# DIRECTION:
Look through the material below. Copy every line with the string "Department" in it.

# SOURCE DATA:
+--
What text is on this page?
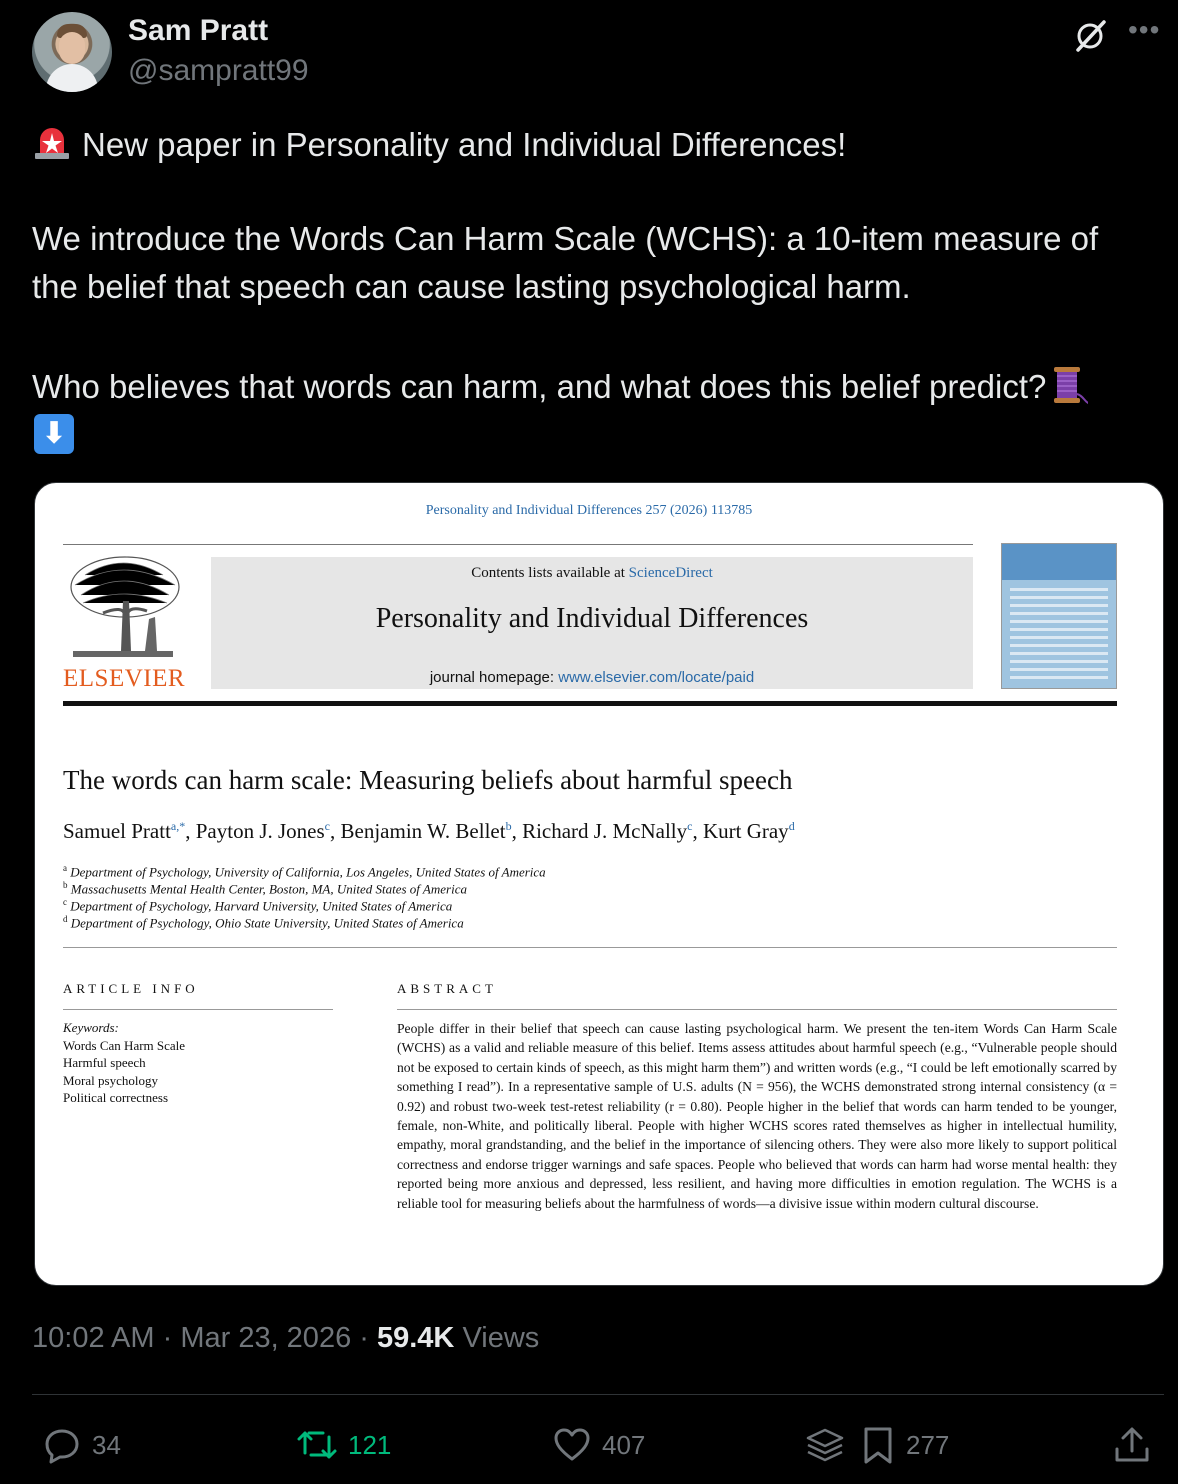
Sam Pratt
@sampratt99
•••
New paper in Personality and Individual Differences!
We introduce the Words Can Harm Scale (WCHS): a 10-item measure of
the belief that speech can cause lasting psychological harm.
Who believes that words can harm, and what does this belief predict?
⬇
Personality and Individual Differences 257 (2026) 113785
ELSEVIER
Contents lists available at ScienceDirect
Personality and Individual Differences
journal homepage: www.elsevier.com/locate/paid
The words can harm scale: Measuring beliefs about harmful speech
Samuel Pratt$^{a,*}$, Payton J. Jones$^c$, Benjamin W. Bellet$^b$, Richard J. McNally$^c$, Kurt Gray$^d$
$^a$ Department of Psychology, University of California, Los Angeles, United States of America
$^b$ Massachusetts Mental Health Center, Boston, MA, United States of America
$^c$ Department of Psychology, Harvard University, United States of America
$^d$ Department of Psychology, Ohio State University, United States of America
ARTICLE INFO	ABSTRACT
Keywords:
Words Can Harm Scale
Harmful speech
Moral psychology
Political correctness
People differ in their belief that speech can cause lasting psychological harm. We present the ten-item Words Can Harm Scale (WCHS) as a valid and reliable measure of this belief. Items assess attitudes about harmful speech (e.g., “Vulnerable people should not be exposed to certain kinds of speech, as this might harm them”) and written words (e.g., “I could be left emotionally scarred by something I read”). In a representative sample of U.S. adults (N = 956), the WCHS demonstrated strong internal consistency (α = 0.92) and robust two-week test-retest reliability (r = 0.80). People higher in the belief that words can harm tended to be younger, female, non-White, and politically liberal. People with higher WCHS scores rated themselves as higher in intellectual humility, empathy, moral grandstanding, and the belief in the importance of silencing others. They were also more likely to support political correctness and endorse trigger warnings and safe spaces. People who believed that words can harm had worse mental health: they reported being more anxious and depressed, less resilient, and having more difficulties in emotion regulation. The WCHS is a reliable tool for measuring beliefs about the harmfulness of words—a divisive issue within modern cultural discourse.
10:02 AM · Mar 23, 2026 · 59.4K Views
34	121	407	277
+--
# ANSWER TO THE EXERCISE:
$^a$ Department of Psychology, University of California, Los Angeles, United States of America
$^c$ Department of Psychology, Harvard University, United States of America
$^d$ Department of Psychology, Ohio State University, United States of America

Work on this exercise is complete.